— begin DATA ENTRIES —

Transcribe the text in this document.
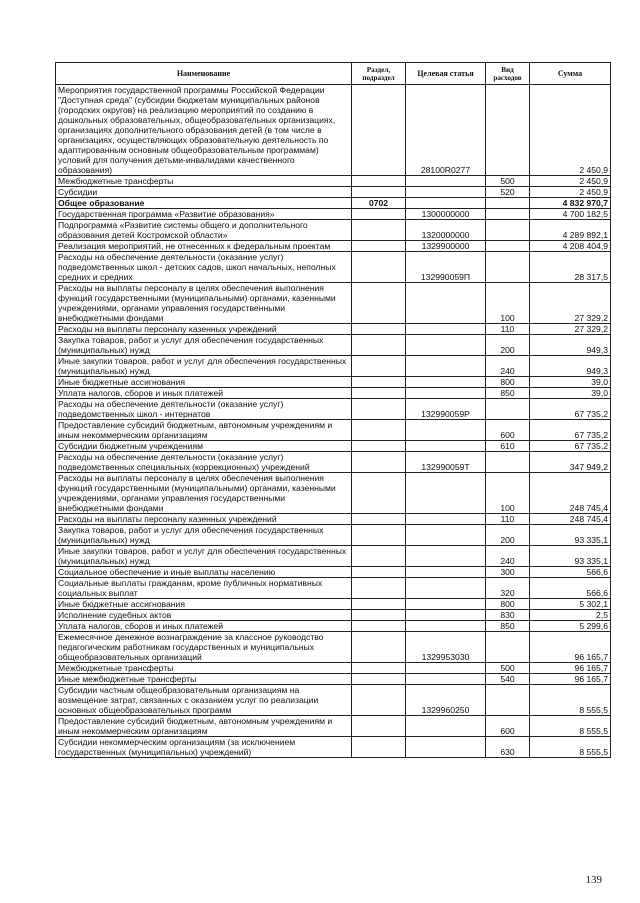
Наименование	Раздел, подраздел	Целевая статья	Вид расходов	Сумма
Мероприятия государственной программы Российской Федерации "Доступная среда" (субсидии бюджетам муниципальных районов (городских округов) на реализацию мероприятий по созданию в дошкольных образовательных, общеобразовательных организациях, организациях дополнительного образования детей (в том числе в организациях, осуществляющих образовательную деятельность по адаптированным основным общеобразовательным программам) условий для получения детьми-инвалидами качественного образования)		28100R0277		2 450,9
Межбюджетные трансферты			500	2 450,9
Субсидии			520	2 450,9
Общее образование	0702			4 832 970,7
Государственная программа «Развитие образования»		1300000000		4 700 182,5
Подпрограмма «Развитие системы общего и дополнительного образования детей Костромской области»		1320000000		4 289 892,1
Реализация мероприятий, не отнесенных к федеральным проектам		1329900000		4 208 404,9
Расходы на обеспечение деятельности (оказание услуг) подведомственных школ - детских садов, школ начальных, неполных средних и средних		132990059П		28 317,5
Расходы на выплаты персоналу в целях обеспечения выполнения функций государственными (муниципальными) органами, казенными учреждениями, органами управления государственными внебюджетными фондами			100	27 329,2
Расходы на выплаты персоналу казенных учреждений			110	27 329,2
Закупка товаров, работ и услуг для обеспечения государственных (муниципальных) нужд			200	949,3
Иные закупки товаров, работ и услуг для обеспечения государственных (муниципальных) нужд			240	949,3
Иные бюджетные ассигнования			800	39,0
Уплата налогов, сборов и иных платежей			850	39,0
Расходы на обеспечение деятельности (оказание услуг) подведомственных школ - интернатов		132990059Р		67 735,2
Предоставление субсидий бюджетным, автономным учреждениям и иным некоммерческим организациям			600	67 735,2
Субсидии бюджетным учреждениям			610	67 735,2
Расходы на обеспечение деятельности (оказание услуг) подведомственных специальных (коррекционных) учреждений		132990059Т		347 949,2
Расходы на выплаты персоналу в целях обеспечения выполнения функций государственными (муниципальными) органами, казенными учреждениями, органами управления государственными внебюджетными фондами			100	248 745,4
Расходы на выплаты персоналу казенных учреждений			110	248 745,4
Закупка товаров, работ и услуг для обеспечения государственных (муниципальных) нужд			200	93 335,1
Иные закупки товаров, работ и услуг для обеспечения государственных (муниципальных) нужд			240	93 335,1
Социальное обеспечение и иные выплаты населению			300	566,6
Социальные выплаты гражданам, кроме публичных нормативных социальных выплат			320	566,6
Иные бюджетные ассигнования			800	5 302,1
Исполнение судебных актов			830	2,5
Уплата налогов, сборов и иных платежей			850	5 299,6
Ежемесячное денежное вознаграждение за классное руководство педагогическим работникам государственных и муниципальных общеобразовательных организаций		1329953030		96 165,7
Межбюджетные трансферты			500	96 165,7
Иные межбюджетные трансферты			540	96 165,7
Субсидии частным общеобразовательным организациям на возмещение затрат, связанных с оказанием услуг по реализации основных общеобразовательных программ		1329960250		8 555,5
Предоставление субсидий бюджетным, автономным учреждениям и иным некоммерческим организациям			600	8 555,5
Субсидии некоммерческим организациям (за исключением государственных (муниципальных) учреждений)			630	8 555,5
139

— end DATA ENTRIES —

--- REQUIREMENTS ---
Copy every line of the listing where the word "общеобразовательных" appears.

--- EXERCISE SOLUTION ---
Мероприятия государственной программы Российской Федерации "Доступная среда" (субсидии бюджетам муниципальных районов (городских округов) на реализацию мероприятий по созданию в дошкольных образовательных, общеобразовательных организациях, организациях дополнительного образования детей (в том числе в организациях, осуществляющих образовательную деятельность по адаптированным основным общеобразовательным программам) условий для получения детьми-инвалидами качественного образования)		28100R0277		2 450,9
Ежемесячное денежное вознаграждение за классное руководство педагогическим работникам государственных и муниципальных общеобразовательных организаций		1329953030		96 165,7
Субсидии частным общеобразовательным организациям на возмещение затрат, связанных с оказанием услуг по реализации основных общеобразовательных программ		1329960250		8 555,5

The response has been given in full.